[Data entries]
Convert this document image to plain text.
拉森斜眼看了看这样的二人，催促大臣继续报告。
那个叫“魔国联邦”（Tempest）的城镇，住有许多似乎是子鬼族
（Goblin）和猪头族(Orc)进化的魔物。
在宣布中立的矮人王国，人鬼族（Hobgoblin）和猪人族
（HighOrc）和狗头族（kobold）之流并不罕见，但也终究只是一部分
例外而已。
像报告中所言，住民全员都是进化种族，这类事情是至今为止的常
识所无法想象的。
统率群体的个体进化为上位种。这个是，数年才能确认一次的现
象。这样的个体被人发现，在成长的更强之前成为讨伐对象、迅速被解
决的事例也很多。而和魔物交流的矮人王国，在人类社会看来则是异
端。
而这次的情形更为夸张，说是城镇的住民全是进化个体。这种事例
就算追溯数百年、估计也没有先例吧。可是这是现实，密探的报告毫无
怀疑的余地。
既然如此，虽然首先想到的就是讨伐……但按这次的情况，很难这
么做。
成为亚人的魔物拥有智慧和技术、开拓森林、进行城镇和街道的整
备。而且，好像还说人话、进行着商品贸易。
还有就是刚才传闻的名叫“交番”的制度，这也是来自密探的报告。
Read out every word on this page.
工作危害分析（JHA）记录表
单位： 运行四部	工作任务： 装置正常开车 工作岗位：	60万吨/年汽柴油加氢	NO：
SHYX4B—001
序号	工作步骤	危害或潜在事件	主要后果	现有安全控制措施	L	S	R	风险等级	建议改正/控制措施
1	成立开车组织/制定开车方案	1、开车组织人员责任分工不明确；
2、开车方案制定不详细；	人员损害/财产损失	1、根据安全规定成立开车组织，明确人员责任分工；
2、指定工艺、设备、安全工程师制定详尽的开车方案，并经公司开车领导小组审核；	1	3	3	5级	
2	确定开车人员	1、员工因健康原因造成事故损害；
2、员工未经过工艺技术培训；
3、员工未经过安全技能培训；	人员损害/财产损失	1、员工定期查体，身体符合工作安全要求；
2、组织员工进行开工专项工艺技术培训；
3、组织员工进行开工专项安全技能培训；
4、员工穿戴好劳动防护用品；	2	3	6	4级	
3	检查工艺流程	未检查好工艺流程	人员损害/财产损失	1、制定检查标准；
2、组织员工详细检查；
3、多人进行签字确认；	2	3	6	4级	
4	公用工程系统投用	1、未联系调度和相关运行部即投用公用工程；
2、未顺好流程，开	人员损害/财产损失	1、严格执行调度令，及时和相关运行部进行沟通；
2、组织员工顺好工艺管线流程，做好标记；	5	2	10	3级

Task
Output all of the data again. Match it exactly.

Answer to the problem
Convert this document image to plain text.
拉森斜眼看了看这样的二人，催促大臣继续报告。
那个叫“魔国联邦”（Tempest）的城镇，住有许多似乎是子鬼族
（Goblin）和猪头族(Orc)进化的魔物。
在宣布中立的矮人王国，人鬼族（Hobgoblin）和猪人族
（HighOrc）和狗头族（kobold）之流并不罕见，但也终究只是一部分
例外而已。
像报告中所言，住民全员都是进化种族，这类事情是至今为止的常
识所无法想象的。
统率群体的个体进化为上位种。这个是，数年才能确认一次的现
象。这样的个体被人发现，在成长的更强之前成为讨伐对象、迅速被解
决的事例也很多。而和魔物交流的矮人王国，在人类社会看来则是异
端。
而这次的情形更为夸张，说是城镇的住民全是进化个体。这种事例
就算追溯数百年、估计也没有先例吧。可是这是现实，密探的报告毫无
怀疑的余地。
既然如此，虽然首先想到的就是讨伐……但按这次的情况，很难这
么做。
成为亚人的魔物拥有智慧和技术、开拓森林、进行城镇和街道的整
备。而且，好像还说人话、进行着商品贸易。
还有就是刚才传闻的名叫“交番”的制度，这也是来自密探的报告。
Read out every word on this page.
工作危害分析（JHA）记录表
单位： 运行四部	工作任务： 装置正常开车 工作岗位：	60万吨/年汽柴油加氢	NO：
SHYX4B—001
序号	工作步骤	危害或潜在事件	主要后果	现有安全控制措施	L	S	R	风险等级	建议改正/控制措施
1	成立开车组织/制定开车方案	1、开车组织人员责任分工不明确；
2、开车方案制定不详细；	人员损害/财产损失	1、根据安全规定成立开车组织，明确人员责任分工；
2、指定工艺、设备、安全工程师制定详尽的开车方案，并经公司开车领导小组审核；	1	3	3	5级	
2	确定开车人员	1、员工因健康原因造成事故损害；
2、员工未经过工艺技术培训；
3、员工未经过安全技能培训；	人员损害/财产损失	1、员工定期查体，身体符合工作安全要求；
2、组织员工进行开工专项工艺技术培训；
3、组织员工进行开工专项安全技能培训；
4、员工穿戴好劳动防护用品；	2	3	6	4级	
3	检查工艺流程	未检查好工艺流程	人员损害/财产损失	1、制定检查标准；
2、组织员工详细检查；
3、多人进行签字确认；	2	3	6	4级	
4	公用工程系统投用	1、未联系调度和相关运行部即投用公用工程；
2、未顺好流程，开	人员损害/财产损失	1、严格执行调度令，及时和相关运行部进行沟通；
2、组织员工顺好工艺管线流程，做好标记；	5	2	10	3级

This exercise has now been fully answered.